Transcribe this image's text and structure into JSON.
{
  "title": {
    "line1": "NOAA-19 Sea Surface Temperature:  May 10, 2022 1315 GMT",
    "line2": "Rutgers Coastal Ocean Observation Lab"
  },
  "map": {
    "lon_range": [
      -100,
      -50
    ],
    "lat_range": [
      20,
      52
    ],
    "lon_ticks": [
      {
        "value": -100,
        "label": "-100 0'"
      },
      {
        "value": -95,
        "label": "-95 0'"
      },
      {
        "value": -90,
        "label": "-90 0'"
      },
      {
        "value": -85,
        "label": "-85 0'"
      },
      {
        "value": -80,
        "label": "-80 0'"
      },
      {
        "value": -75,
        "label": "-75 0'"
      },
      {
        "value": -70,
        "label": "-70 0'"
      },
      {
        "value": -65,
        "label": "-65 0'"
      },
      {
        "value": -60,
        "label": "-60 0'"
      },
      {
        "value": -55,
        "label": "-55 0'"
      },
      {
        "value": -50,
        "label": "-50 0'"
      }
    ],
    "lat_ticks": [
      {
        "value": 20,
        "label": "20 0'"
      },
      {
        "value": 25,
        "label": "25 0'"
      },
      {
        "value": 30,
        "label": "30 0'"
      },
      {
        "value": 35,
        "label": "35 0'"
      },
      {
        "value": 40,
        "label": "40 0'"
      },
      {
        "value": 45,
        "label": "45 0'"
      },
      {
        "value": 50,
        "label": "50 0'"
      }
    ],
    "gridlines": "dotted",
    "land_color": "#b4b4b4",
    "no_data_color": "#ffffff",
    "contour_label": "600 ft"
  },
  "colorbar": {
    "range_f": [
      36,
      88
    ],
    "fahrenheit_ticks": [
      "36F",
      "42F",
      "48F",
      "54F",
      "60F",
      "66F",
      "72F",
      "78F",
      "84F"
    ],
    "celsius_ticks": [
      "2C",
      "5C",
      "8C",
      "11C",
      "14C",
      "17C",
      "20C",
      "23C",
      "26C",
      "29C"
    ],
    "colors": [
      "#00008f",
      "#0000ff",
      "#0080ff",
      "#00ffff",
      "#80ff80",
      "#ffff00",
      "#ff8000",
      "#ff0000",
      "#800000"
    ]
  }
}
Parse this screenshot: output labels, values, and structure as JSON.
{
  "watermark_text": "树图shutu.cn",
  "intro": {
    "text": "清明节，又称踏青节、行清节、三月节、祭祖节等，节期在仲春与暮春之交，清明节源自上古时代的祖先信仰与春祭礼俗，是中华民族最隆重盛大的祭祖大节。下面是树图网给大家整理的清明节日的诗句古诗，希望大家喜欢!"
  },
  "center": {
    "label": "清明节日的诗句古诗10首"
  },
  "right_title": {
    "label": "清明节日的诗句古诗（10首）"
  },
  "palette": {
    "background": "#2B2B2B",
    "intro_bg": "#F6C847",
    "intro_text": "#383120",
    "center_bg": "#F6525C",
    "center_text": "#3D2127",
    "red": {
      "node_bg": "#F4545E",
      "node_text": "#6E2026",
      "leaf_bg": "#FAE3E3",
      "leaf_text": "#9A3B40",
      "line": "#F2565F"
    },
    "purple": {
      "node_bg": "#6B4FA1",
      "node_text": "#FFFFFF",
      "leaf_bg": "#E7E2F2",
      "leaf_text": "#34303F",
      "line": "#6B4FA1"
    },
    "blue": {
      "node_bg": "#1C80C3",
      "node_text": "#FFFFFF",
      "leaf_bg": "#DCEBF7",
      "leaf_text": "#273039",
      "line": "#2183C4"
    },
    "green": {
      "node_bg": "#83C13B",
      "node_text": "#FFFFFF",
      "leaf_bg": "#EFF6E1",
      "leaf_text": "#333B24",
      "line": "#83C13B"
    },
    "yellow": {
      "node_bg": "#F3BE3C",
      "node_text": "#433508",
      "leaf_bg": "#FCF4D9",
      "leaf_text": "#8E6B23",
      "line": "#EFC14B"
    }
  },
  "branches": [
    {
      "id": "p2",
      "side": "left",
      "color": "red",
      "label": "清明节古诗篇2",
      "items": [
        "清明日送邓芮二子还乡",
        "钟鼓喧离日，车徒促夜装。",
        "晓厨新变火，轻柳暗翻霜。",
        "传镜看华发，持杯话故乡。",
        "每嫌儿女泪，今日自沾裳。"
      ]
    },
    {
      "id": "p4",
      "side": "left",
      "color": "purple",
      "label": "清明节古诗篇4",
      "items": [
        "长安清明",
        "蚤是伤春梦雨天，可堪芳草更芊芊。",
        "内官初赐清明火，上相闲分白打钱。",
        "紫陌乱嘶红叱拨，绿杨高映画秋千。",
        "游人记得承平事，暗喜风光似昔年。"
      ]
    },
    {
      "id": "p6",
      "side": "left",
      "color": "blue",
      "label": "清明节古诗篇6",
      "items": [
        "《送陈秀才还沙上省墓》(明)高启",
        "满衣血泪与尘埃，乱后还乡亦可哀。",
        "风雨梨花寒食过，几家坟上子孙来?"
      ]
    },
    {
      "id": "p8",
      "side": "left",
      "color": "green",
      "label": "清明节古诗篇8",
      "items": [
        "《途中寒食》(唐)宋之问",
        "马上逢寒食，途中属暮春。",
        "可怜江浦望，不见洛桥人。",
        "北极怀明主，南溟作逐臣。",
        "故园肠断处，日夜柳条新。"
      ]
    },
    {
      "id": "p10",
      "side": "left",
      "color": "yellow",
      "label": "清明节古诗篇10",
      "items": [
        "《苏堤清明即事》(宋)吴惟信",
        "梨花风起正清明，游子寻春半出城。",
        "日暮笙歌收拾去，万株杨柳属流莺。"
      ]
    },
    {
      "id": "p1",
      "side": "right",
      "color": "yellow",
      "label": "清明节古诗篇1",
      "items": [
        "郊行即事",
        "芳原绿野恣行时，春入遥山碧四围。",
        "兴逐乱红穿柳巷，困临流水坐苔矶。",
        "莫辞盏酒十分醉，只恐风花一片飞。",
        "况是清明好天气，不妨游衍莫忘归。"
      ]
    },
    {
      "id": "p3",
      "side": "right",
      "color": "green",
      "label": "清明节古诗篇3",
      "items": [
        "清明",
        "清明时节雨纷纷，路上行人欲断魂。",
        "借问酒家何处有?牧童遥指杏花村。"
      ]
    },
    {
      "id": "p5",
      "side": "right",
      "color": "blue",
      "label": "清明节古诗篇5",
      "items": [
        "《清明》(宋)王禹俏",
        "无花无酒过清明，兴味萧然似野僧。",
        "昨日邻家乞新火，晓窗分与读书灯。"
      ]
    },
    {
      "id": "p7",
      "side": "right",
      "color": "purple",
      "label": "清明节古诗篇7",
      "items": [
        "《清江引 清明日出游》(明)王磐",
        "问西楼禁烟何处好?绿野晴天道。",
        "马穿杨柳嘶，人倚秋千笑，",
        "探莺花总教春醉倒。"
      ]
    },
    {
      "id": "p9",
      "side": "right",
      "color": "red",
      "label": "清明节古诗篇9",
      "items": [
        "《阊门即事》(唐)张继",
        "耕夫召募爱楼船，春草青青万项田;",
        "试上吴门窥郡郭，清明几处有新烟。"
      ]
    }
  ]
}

****

Look through the material and copy each line that has "structure".

Transcribe this image's text and structure into JSON.
Parse this screenshot: output labels, values, and structure as JSON.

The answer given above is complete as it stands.